[Spatial layout data]
■ ■ ■ ■ ■ ■ ■
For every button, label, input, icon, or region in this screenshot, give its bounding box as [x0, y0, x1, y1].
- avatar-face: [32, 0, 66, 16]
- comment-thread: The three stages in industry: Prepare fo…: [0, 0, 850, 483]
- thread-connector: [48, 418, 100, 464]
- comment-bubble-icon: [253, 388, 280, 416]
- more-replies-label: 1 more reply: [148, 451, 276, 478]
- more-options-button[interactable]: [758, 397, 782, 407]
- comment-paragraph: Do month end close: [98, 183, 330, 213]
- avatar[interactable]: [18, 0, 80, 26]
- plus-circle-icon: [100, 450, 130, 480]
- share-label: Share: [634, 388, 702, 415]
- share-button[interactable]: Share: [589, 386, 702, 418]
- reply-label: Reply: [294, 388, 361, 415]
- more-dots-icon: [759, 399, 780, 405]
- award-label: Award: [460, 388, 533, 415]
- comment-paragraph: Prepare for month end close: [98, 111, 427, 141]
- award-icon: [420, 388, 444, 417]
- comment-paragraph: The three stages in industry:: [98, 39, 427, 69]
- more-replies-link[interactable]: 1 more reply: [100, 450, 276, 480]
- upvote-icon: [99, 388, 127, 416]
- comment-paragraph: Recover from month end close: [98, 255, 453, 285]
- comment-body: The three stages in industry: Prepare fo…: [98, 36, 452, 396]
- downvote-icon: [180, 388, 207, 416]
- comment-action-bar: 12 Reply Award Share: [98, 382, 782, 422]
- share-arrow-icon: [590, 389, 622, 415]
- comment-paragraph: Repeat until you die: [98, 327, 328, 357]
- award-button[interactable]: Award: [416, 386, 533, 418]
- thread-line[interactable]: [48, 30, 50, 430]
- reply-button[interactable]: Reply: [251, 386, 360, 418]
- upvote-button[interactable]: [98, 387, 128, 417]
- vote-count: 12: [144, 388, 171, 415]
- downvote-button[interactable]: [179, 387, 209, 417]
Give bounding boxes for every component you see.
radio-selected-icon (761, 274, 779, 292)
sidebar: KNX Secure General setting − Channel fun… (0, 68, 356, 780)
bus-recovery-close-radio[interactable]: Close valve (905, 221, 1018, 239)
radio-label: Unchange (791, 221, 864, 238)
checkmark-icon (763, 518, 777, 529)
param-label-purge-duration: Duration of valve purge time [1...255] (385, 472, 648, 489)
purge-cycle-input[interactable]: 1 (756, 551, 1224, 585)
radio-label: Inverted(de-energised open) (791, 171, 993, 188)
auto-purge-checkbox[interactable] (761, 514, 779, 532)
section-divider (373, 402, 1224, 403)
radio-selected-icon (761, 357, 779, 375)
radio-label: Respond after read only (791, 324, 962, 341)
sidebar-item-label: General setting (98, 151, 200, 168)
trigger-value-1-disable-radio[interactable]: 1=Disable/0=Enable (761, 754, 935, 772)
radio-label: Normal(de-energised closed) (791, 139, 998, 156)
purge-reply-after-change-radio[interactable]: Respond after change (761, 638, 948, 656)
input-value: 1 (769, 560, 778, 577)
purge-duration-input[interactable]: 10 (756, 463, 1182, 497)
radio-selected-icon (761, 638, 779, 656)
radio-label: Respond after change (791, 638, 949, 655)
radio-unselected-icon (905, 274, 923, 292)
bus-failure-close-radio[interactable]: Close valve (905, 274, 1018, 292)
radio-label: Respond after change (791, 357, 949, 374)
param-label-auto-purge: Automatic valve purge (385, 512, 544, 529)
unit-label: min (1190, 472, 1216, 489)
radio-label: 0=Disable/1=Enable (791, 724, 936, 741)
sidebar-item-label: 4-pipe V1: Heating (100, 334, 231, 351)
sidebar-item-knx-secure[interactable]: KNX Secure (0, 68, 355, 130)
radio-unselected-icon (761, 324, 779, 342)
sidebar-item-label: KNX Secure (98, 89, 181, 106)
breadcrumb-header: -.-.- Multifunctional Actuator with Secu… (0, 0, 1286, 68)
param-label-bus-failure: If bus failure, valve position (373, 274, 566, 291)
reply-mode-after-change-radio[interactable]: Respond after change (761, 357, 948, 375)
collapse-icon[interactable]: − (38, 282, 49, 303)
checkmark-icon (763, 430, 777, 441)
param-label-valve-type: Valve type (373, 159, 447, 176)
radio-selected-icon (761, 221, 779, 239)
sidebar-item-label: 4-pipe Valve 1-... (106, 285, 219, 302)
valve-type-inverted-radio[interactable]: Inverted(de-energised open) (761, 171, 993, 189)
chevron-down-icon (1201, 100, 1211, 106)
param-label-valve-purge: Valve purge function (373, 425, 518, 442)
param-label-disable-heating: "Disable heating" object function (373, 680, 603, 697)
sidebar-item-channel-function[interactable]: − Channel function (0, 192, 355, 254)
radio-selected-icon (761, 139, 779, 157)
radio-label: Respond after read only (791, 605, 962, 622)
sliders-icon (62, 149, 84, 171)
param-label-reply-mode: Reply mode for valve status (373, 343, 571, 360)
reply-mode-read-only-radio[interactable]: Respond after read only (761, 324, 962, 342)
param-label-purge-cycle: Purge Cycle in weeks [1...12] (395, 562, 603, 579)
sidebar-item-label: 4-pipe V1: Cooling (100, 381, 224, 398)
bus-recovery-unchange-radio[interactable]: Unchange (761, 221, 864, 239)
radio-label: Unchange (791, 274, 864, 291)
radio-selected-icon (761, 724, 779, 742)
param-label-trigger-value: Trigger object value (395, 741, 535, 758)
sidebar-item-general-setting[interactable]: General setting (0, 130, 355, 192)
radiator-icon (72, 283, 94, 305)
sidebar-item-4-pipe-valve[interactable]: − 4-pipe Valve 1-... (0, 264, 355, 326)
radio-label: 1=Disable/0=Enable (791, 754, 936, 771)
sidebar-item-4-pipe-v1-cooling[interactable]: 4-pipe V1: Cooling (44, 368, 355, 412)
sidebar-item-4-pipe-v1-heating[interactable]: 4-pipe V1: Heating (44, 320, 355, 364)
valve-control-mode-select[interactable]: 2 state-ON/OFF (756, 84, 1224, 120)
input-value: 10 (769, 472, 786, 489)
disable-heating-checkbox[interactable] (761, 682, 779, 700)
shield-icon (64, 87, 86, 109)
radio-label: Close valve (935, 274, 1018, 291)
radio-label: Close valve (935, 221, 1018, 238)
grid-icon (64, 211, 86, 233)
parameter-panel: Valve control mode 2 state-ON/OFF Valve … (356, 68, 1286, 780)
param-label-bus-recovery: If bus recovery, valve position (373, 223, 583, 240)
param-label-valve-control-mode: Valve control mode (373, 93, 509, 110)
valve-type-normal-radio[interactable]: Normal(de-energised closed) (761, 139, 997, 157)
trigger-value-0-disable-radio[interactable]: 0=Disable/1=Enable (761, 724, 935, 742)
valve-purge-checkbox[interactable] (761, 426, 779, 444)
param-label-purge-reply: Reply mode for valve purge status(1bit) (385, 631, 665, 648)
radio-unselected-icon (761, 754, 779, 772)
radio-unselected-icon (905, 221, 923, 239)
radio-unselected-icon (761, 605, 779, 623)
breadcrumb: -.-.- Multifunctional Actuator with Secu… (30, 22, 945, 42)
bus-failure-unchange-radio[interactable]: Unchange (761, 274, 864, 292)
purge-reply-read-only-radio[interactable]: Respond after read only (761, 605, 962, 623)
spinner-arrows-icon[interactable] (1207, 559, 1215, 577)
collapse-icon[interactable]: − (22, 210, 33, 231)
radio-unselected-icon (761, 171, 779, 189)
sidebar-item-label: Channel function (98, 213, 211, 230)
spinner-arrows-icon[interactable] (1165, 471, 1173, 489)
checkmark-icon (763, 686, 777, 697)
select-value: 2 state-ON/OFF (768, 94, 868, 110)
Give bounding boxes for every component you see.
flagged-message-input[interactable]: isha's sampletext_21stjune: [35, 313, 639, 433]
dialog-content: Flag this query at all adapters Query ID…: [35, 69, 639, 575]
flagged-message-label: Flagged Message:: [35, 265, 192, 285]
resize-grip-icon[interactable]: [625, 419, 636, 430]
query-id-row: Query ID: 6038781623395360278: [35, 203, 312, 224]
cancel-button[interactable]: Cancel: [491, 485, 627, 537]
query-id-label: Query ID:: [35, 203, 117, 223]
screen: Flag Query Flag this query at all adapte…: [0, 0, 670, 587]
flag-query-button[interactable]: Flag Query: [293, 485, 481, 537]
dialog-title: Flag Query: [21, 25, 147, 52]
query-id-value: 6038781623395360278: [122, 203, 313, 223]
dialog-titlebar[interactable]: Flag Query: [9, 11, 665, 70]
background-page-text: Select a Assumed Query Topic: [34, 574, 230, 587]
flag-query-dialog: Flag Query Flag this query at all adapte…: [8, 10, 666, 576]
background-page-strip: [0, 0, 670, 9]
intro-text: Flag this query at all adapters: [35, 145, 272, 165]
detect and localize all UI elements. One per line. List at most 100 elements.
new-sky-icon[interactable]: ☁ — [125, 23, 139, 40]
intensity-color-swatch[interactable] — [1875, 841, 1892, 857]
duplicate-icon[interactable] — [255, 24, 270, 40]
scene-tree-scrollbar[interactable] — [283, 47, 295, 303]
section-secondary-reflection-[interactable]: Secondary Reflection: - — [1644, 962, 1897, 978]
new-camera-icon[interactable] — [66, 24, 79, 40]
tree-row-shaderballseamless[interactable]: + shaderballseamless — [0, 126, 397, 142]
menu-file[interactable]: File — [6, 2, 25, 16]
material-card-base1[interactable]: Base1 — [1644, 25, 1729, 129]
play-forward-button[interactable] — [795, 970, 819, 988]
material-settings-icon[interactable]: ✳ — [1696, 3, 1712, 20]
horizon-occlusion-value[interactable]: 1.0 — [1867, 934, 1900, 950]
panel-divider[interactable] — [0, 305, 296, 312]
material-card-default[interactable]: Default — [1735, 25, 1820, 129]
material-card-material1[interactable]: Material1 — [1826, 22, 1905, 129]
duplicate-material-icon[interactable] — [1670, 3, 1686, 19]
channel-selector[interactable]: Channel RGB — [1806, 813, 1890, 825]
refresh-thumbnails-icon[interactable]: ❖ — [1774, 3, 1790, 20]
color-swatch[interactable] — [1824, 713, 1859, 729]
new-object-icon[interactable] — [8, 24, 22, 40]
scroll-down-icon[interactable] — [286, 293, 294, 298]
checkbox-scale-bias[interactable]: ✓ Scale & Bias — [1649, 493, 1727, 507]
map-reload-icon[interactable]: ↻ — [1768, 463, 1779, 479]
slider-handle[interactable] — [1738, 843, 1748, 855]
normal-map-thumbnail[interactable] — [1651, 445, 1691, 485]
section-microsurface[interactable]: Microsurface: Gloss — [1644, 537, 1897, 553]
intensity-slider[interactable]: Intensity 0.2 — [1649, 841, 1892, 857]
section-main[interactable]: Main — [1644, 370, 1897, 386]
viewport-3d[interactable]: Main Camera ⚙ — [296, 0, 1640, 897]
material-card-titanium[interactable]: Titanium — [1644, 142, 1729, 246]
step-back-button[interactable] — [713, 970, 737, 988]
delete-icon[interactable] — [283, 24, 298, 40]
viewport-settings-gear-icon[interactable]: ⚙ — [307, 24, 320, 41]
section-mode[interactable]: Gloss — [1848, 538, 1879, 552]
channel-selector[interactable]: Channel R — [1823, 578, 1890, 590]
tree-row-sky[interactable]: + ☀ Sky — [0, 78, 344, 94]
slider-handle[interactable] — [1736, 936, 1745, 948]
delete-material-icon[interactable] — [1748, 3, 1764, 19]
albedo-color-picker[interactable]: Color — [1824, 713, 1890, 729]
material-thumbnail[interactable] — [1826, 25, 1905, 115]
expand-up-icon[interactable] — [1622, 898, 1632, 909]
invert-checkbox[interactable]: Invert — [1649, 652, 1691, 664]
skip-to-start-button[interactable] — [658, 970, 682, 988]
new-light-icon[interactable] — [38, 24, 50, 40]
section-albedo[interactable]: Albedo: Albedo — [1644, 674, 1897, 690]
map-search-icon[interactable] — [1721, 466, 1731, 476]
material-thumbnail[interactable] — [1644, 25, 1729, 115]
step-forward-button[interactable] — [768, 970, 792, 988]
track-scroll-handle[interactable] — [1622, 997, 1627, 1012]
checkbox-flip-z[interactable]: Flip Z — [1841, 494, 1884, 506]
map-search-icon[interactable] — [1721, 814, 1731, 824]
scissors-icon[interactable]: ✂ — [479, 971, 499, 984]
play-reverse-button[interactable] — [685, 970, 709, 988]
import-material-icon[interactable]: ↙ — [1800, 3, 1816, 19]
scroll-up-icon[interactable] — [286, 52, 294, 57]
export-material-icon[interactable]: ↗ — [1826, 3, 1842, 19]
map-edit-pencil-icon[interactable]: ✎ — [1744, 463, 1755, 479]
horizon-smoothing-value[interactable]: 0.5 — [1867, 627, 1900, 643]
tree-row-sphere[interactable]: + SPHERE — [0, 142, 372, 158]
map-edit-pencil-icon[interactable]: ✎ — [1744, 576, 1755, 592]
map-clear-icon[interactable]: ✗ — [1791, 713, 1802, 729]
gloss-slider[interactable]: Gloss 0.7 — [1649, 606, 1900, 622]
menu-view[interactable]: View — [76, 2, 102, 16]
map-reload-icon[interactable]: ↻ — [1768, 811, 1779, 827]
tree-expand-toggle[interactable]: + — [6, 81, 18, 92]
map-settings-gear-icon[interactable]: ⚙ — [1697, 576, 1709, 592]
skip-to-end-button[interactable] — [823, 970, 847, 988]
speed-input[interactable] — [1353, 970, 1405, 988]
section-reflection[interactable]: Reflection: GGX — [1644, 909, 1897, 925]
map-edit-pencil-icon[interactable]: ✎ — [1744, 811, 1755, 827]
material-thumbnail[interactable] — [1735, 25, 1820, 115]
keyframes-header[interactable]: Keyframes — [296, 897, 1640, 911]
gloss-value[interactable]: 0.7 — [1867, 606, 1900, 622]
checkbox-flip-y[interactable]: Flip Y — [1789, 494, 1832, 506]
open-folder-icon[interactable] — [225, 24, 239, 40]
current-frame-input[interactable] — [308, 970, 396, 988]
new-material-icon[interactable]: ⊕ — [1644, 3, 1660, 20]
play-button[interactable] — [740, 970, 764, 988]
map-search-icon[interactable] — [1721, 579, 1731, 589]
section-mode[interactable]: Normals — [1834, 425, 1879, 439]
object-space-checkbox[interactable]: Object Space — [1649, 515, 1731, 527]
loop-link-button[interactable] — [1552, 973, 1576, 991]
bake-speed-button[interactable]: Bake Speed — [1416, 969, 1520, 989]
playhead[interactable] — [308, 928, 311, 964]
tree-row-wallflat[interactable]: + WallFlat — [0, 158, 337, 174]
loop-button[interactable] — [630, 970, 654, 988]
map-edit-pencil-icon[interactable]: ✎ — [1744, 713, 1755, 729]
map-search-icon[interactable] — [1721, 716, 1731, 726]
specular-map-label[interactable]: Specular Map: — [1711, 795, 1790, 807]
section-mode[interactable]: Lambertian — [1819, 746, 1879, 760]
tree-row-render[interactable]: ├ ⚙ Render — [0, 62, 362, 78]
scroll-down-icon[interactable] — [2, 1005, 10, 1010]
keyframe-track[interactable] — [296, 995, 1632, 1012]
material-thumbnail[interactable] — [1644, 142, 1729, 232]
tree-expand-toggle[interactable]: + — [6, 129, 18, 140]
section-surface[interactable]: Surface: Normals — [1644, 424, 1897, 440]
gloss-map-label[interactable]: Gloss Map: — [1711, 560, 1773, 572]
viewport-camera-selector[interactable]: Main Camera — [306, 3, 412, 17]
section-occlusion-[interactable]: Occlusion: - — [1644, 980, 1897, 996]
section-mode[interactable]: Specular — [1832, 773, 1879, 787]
■ ■ ■ ■ ■ ■ ■
▸ What to produce: In the portion of the listing that runs from its first line through the line containing "- more-options-button[interactable]: [758, 397, 782, 407]", substitute "speech-bubble-icon" for "comment-bubble-icon" and reproduce only those lines, leaving everything else unchanged.

▸ Task answer:
For every button, label, input, icon, or region in this screenshot, give its bounding box as [x0, y0, x1, y1].
- avatar-face: [32, 0, 66, 16]
- comment-thread: The three stages in industry: Prepare fo…: [0, 0, 850, 483]
- thread-connector: [48, 418, 100, 464]
- speech-bubble-icon: [253, 388, 280, 416]
- more-replies-label: 1 more reply: [148, 451, 276, 478]
- more-options-button[interactable]: [758, 397, 782, 407]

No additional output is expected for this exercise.